**Goal**. Check every line for the word "他只要是选手" and state how many lines have it. Reply with the number alone.

-- Start of Data --

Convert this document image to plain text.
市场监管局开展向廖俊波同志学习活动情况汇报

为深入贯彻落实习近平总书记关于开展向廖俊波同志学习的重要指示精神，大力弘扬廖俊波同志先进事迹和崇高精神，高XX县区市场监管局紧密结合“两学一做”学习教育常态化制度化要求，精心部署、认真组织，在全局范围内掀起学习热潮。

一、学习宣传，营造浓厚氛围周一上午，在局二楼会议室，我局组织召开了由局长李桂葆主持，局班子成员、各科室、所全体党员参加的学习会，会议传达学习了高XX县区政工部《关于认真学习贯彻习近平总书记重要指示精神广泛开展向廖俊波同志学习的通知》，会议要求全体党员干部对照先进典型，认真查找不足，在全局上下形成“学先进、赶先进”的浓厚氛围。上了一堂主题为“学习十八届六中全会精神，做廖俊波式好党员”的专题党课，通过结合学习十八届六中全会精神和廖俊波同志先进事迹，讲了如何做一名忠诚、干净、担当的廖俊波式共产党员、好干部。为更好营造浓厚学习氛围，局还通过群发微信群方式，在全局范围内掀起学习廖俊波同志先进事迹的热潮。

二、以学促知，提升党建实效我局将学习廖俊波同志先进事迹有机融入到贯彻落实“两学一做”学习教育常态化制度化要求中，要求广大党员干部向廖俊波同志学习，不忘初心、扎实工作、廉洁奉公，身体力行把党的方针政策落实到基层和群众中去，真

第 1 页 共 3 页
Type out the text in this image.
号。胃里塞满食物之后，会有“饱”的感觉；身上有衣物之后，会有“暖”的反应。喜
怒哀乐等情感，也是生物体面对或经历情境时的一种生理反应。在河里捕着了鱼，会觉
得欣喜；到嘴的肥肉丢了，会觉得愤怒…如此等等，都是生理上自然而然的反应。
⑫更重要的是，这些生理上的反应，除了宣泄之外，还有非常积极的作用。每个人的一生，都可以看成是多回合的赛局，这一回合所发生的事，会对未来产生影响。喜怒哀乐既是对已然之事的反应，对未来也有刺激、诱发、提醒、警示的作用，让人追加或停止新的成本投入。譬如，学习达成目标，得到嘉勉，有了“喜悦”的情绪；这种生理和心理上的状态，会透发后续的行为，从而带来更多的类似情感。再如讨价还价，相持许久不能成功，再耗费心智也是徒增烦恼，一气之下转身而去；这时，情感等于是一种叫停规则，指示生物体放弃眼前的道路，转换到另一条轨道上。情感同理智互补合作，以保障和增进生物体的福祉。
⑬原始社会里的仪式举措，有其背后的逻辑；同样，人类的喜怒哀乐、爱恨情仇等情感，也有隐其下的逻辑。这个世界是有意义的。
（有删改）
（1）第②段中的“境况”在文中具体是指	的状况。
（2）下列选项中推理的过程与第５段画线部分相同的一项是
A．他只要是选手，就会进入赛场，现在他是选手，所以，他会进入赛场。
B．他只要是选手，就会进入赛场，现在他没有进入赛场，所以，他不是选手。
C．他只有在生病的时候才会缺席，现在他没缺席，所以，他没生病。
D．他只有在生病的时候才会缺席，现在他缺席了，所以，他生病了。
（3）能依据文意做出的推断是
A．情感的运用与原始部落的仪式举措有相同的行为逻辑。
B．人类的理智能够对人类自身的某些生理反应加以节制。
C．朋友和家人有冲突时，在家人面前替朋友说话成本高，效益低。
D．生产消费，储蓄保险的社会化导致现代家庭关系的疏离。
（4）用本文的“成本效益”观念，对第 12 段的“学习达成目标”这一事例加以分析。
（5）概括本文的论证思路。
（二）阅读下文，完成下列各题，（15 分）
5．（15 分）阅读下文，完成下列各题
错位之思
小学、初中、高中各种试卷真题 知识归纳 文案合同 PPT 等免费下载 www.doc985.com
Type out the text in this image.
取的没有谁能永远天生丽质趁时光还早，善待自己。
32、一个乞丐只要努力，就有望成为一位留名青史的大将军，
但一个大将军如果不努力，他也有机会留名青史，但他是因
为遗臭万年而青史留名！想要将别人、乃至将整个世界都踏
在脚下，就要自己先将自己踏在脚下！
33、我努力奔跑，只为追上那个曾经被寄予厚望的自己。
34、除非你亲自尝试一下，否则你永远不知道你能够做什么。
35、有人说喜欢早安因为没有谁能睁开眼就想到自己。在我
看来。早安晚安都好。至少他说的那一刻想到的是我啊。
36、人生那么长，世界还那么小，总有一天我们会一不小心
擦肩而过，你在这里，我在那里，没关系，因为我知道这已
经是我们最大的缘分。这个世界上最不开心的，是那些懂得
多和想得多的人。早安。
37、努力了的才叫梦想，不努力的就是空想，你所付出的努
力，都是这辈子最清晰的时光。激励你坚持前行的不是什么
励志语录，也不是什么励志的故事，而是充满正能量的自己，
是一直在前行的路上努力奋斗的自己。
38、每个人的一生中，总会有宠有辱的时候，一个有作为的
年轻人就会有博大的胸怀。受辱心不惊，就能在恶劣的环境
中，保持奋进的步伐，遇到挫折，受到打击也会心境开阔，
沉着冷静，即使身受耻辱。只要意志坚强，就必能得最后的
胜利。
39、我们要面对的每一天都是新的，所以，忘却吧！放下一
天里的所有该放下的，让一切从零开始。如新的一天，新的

-- End of Data --

**Answer for this exercise**. 2